• TASK TO COMPLETE
Report all lines holding "this".
'''
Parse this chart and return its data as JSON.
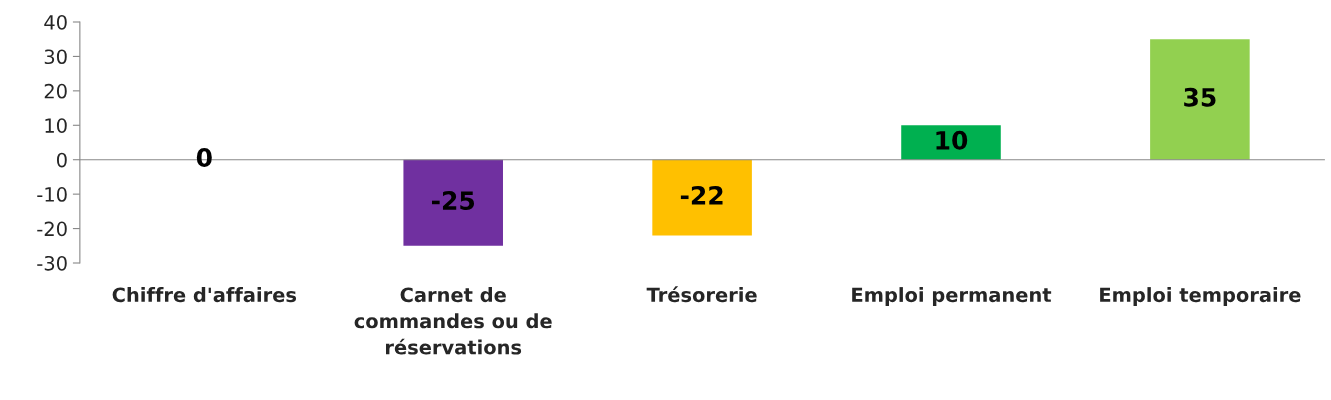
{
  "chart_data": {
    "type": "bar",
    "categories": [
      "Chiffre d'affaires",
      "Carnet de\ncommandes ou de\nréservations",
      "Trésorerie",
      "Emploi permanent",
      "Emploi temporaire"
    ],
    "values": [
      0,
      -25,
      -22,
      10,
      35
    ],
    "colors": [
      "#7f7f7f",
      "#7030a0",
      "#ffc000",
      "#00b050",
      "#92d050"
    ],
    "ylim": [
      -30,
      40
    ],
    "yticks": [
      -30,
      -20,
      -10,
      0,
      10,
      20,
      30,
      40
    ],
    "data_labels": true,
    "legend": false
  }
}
'''
'''
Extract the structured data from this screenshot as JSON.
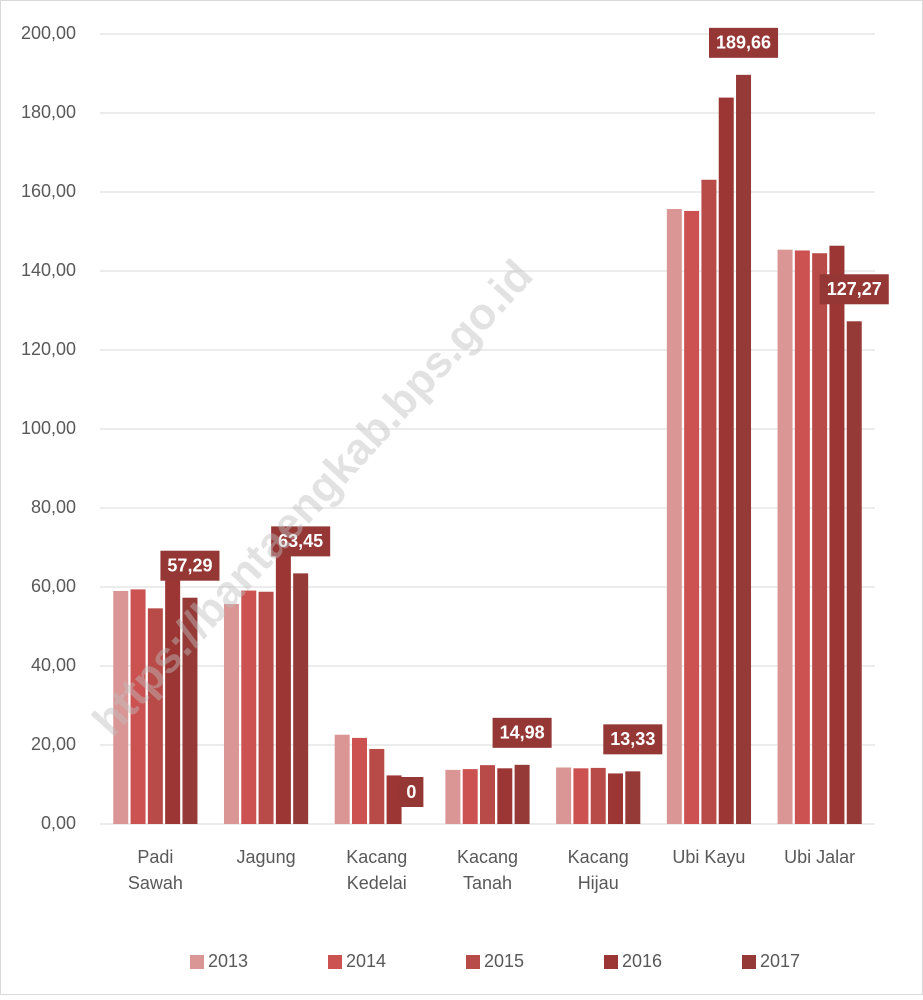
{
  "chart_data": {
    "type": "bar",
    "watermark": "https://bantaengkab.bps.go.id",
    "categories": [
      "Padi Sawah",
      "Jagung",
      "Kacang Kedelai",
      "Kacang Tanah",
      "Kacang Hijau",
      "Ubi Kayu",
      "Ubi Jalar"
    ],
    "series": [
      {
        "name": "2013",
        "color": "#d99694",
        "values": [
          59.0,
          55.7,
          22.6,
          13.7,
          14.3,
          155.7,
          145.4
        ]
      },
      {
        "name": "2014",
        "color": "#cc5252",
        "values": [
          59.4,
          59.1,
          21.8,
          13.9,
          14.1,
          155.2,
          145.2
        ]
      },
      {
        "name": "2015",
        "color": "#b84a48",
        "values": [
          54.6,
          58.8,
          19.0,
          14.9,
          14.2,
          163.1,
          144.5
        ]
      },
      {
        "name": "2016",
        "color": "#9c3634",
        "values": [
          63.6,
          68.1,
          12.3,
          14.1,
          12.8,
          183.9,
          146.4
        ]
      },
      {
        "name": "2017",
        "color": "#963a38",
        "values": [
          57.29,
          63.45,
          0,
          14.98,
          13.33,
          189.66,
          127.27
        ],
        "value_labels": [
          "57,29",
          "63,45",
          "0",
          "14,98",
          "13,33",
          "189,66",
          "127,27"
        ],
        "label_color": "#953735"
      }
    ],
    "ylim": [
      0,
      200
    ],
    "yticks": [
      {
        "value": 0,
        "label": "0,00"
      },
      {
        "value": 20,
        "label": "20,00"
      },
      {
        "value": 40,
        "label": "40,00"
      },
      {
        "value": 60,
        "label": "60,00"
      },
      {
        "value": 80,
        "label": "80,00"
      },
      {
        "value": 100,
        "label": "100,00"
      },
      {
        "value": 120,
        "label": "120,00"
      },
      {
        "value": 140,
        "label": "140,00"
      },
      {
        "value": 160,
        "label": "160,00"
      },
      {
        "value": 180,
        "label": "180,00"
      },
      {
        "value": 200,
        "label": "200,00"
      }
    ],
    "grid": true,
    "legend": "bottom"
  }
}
'''
• THE OUTPUT
Parse this chart and return its data as JSON.
Extract the structured data from this screenshot as JSON.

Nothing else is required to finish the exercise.